__TO DO__.
Quote the listing in full, exactly as given, minus any pictures.
━━━━━ RECORDS SHOWN ━━━━━
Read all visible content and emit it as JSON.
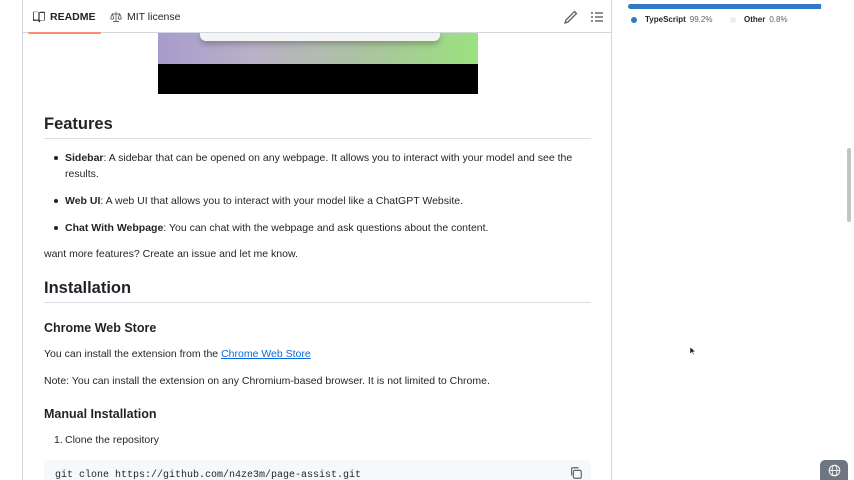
{
  "tabs": {
    "readme_label": "README",
    "license_label": "MIT license"
  },
  "features": {
    "heading": "Features",
    "items": [
      {
        "title": "Sidebar",
        "text": ": A sidebar that can be opened on any webpage. It allows you to interact with your model and see the results."
      },
      {
        "title": "Web UI",
        "text": ": A web UI that allows you to interact with your model like a ChatGPT Website."
      },
      {
        "title": "Chat With Webpage",
        "text": ": You can chat with the webpage and ask questions about the content."
      }
    ],
    "footer": "want more features? Create an issue and let me know."
  },
  "installation": {
    "heading": "Installation",
    "chrome_heading": "Chrome Web Store",
    "chrome_text_prefix": "You can install the extension from the ",
    "chrome_link": "Chrome Web Store",
    "note": "Note: You can install the extension on any Chromium-based browser. It is not limited to Chrome.",
    "manual_heading": "Manual Installation",
    "step1": "Clone the repository",
    "step1_number": "1.",
    "clone_command": "git clone https://github.com/n4ze3m/page-assist.git"
  },
  "languages": [
    {
      "name": "TypeScript",
      "percent": "99.2%",
      "color": "#3178c6",
      "share": 99.2
    },
    {
      "name": "Other",
      "percent": "0.8%",
      "color": "#ededed",
      "share": 0.8
    }
  ],
  "icons": {
    "readme": "book-icon",
    "license": "scale-icon",
    "edit": "pencil-icon",
    "toc": "list-icon",
    "copy": "copy-icon",
    "floating": "globe-icon"
  }
}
━━━━━
__RESPONSE TO THE EXERCISE__.
Read all visible content and emit it as JSON.
{
  "tabs": {
    "readme_label": "README",
    "license_label": "MIT license"
  },
  "features": {
    "heading": "Features",
    "items": [
      {
        "title": "Sidebar",
        "text": ": A sidebar that can be opened on any webpage. It allows you to interact with your model and see the results."
      },
      {
        "title": "Web UI",
        "text": ": A web UI that allows you to interact with your model like a ChatGPT Website."
      },
      {
        "title": "Chat With Webpage",
        "text": ": You can chat with the webpage and ask questions about the content."
      }
    ],
    "footer": "want more features? Create an issue and let me know."
  },
  "installation": {
    "heading": "Installation",
    "chrome_heading": "Chrome Web Store",
    "chrome_text_prefix": "You can install the extension from the ",
    "chrome_link": "Chrome Web Store",
    "note": "Note: You can install the extension on any Chromium-based browser. It is not limited to Chrome.",
    "manual_heading": "Manual Installation",
    "step1": "Clone the repository",
    "step1_number": "1.",
    "clone_command": "git clone https://github.com/n4ze3m/page-assist.git"
  },
  "languages": [
    {
      "name": "TypeScript",
      "percent": "99.2%",
      "color": "#3178c6",
      "share": 99.2
    },
    {
      "name": "Other",
      "percent": "0.8%",
      "color": "#ededed",
      "share": 0.8
    }
  ],
  "icons": {
    "readme": "book-icon",
    "license": "scale-icon",
    "edit": "pencil-icon",
    "toc": "list-icon",
    "copy": "copy-icon",
    "floating": "globe-icon"
  }
}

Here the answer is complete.